═══ Provided data

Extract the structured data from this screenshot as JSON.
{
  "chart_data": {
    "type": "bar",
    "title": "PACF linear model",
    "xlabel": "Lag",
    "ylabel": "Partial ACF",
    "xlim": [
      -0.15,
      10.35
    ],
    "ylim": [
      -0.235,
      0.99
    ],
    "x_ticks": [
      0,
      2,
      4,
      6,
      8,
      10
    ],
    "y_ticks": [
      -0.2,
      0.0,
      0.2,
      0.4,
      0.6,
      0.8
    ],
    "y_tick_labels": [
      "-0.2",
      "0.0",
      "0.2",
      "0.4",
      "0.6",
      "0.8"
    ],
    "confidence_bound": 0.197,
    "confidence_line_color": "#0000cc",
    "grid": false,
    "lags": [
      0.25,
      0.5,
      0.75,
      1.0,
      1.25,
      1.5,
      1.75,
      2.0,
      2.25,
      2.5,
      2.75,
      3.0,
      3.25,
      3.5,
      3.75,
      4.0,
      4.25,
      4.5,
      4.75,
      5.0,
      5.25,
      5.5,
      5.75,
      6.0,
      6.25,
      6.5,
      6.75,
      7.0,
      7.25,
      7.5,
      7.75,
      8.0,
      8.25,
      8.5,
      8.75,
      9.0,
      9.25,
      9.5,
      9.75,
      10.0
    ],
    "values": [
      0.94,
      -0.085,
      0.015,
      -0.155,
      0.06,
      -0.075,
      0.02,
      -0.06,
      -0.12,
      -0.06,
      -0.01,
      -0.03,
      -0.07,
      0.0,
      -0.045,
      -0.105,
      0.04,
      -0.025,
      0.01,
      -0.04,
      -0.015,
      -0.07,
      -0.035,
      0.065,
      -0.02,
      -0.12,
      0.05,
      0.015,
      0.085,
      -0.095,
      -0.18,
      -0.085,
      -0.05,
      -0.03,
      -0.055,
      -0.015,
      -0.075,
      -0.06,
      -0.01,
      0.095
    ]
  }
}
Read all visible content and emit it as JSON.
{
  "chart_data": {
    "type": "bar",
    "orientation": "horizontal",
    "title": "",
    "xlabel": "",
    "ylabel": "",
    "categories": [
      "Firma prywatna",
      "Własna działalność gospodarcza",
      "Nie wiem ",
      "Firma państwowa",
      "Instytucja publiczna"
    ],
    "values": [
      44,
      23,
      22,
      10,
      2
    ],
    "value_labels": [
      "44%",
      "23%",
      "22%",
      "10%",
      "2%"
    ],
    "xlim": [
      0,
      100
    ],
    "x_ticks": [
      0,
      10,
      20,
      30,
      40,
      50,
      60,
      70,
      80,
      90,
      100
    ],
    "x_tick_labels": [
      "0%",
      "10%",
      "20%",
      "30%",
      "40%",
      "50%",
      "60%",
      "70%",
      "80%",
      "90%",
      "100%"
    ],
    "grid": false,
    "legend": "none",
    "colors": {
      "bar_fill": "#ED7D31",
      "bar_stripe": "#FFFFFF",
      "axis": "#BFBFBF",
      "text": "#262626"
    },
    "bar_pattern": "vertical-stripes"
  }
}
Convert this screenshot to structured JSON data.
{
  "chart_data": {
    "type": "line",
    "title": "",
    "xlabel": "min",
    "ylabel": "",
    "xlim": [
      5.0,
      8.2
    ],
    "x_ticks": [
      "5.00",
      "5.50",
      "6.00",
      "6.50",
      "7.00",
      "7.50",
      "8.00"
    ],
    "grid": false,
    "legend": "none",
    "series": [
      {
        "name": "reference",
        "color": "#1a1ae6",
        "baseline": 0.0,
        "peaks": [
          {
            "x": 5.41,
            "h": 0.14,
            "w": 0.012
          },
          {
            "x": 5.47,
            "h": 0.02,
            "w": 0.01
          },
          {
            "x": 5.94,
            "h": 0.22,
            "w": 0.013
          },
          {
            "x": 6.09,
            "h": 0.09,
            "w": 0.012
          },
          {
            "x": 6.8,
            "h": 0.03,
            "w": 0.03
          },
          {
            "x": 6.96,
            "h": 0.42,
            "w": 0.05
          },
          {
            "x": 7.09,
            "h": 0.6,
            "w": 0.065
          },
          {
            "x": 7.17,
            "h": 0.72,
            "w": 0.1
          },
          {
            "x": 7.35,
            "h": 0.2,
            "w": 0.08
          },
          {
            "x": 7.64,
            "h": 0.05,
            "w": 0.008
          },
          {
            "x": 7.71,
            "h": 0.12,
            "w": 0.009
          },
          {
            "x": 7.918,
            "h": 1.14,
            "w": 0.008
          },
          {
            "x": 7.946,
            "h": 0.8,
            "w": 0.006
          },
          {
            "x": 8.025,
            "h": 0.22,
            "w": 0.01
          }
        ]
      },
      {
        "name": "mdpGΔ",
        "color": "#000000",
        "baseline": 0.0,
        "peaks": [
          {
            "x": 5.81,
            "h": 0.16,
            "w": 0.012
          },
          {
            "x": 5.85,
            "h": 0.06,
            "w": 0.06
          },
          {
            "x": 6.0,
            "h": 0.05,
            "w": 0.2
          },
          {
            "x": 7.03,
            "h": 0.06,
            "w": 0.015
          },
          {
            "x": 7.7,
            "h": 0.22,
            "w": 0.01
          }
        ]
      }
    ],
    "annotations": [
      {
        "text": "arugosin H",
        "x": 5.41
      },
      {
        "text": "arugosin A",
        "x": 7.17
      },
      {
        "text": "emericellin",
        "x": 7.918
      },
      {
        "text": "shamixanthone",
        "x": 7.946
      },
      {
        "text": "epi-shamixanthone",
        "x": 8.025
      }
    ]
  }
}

══════

* The exercise:
Return the listing above word for word.

* Final result:
Extract the structured data from this screenshot as JSON.
{
  "chart_data": {
    "type": "bar",
    "title": "PACF linear model",
    "xlabel": "Lag",
    "ylabel": "Partial ACF",
    "xlim": [
      -0.15,
      10.35
    ],
    "ylim": [
      -0.235,
      0.99
    ],
    "x_ticks": [
      0,
      2,
      4,
      6,
      8,
      10
    ],
    "y_ticks": [
      -0.2,
      0.0,
      0.2,
      0.4,
      0.6,
      0.8
    ],
    "y_tick_labels": [
      "-0.2",
      "0.0",
      "0.2",
      "0.4",
      "0.6",
      "0.8"
    ],
    "confidence_bound": 0.197,
    "confidence_line_color": "#0000cc",
    "grid": false,
    "lags": [
      0.25,
      0.5,
      0.75,
      1.0,
      1.25,
      1.5,
      1.75,
      2.0,
      2.25,
      2.5,
      2.75,
      3.0,
      3.25,
      3.5,
      3.75,
      4.0,
      4.25,
      4.5,
      4.75,
      5.0,
      5.25,
      5.5,
      5.75,
      6.0,
      6.25,
      6.5,
      6.75,
      7.0,
      7.25,
      7.5,
      7.75,
      8.0,
      8.25,
      8.5,
      8.75,
      9.0,
      9.25,
      9.5,
      9.75,
      10.0
    ],
    "values": [
      0.94,
      -0.085,
      0.015,
      -0.155,
      0.06,
      -0.075,
      0.02,
      -0.06,
      -0.12,
      -0.06,
      -0.01,
      -0.03,
      -0.07,
      0.0,
      -0.045,
      -0.105,
      0.04,
      -0.025,
      0.01,
      -0.04,
      -0.015,
      -0.07,
      -0.035,
      0.065,
      -0.02,
      -0.12,
      0.05,
      0.015,
      0.085,
      -0.095,
      -0.18,
      -0.085,
      -0.05,
      -0.03,
      -0.055,
      -0.015,
      -0.075,
      -0.06,
      -0.01,
      0.095
    ]
  }
}
Read all visible content and emit it as JSON.
{
  "chart_data": {
    "type": "bar",
    "orientation": "horizontal",
    "title": "",
    "xlabel": "",
    "ylabel": "",
    "categories": [
      "Firma prywatna",
      "Własna działalność gospodarcza",
      "Nie wiem ",
      "Firma państwowa",
      "Instytucja publiczna"
    ],
    "values": [
      44,
      23,
      22,
      10,
      2
    ],
    "value_labels": [
      "44%",
      "23%",
      "22%",
      "10%",
      "2%"
    ],
    "xlim": [
      0,
      100
    ],
    "x_ticks": [
      0,
      10,
      20,
      30,
      40,
      50,
      60,
      70,
      80,
      90,
      100
    ],
    "x_tick_labels": [
      "0%",
      "10%",
      "20%",
      "30%",
      "40%",
      "50%",
      "60%",
      "70%",
      "80%",
      "90%",
      "100%"
    ],
    "grid": false,
    "legend": "none",
    "colors": {
      "bar_fill": "#ED7D31",
      "bar_stripe": "#FFFFFF",
      "axis": "#BFBFBF",
      "text": "#262626"
    },
    "bar_pattern": "vertical-stripes"
  }
}
Convert this screenshot to structured JSON data.
{
  "chart_data": {
    "type": "line",
    "title": "",
    "xlabel": "min",
    "ylabel": "",
    "xlim": [
      5.0,
      8.2
    ],
    "x_ticks": [
      "5.00",
      "5.50",
      "6.00",
      "6.50",
      "7.00",
      "7.50",
      "8.00"
    ],
    "grid": false,
    "legend": "none",
    "series": [
      {
        "name": "reference",
        "color": "#1a1ae6",
        "baseline": 0.0,
        "peaks": [
          {
            "x": 5.41,
            "h": 0.14,
            "w": 0.012
          },
          {
            "x": 5.47,
            "h": 0.02,
            "w": 0.01
          },
          {
            "x": 5.94,
            "h": 0.22,
            "w": 0.013
          },
          {
            "x": 6.09,
            "h": 0.09,
            "w": 0.012
          },
          {
            "x": 6.8,
            "h": 0.03,
            "w": 0.03
          },
          {
            "x": 6.96,
            "h": 0.42,
            "w": 0.05
          },
          {
            "x": 7.09,
            "h": 0.6,
            "w": 0.065
          },
          {
            "x": 7.17,
            "h": 0.72,
            "w": 0.1
          },
          {
            "x": 7.35,
            "h": 0.2,
            "w": 0.08
          },
          {
            "x": 7.64,
            "h": 0.05,
            "w": 0.008
          },
          {
            "x": 7.71,
            "h": 0.12,
            "w": 0.009
          },
          {
            "x": 7.918,
            "h": 1.14,
            "w": 0.008
          },
          {
            "x": 7.946,
            "h": 0.8,
            "w": 0.006
          },
          {
            "x": 8.025,
            "h": 0.22,
            "w": 0.01
          }
        ]
      },
      {
        "name": "mdpGΔ",
        "color": "#000000",
        "baseline": 0.0,
        "peaks": [
          {
            "x": 5.81,
            "h": 0.16,
            "w": 0.012
          },
          {
            "x": 5.85,
            "h": 0.06,
            "w": 0.06
          },
          {
            "x": 6.0,
            "h": 0.05,
            "w": 0.2
          },
          {
            "x": 7.03,
            "h": 0.06,
            "w": 0.015
          },
          {
            "x": 7.7,
            "h": 0.22,
            "w": 0.01
          }
        ]
      }
    ],
    "annotations": [
      {
        "text": "arugosin H",
        "x": 5.41
      },
      {
        "text": "arugosin A",
        "x": 7.17
      },
      {
        "text": "emericellin",
        "x": 7.918
      },
      {
        "text": "shamixanthone",
        "x": 7.946
      },
      {
        "text": "epi-shamixanthone",
        "x": 8.025
      }
    ]
  }
}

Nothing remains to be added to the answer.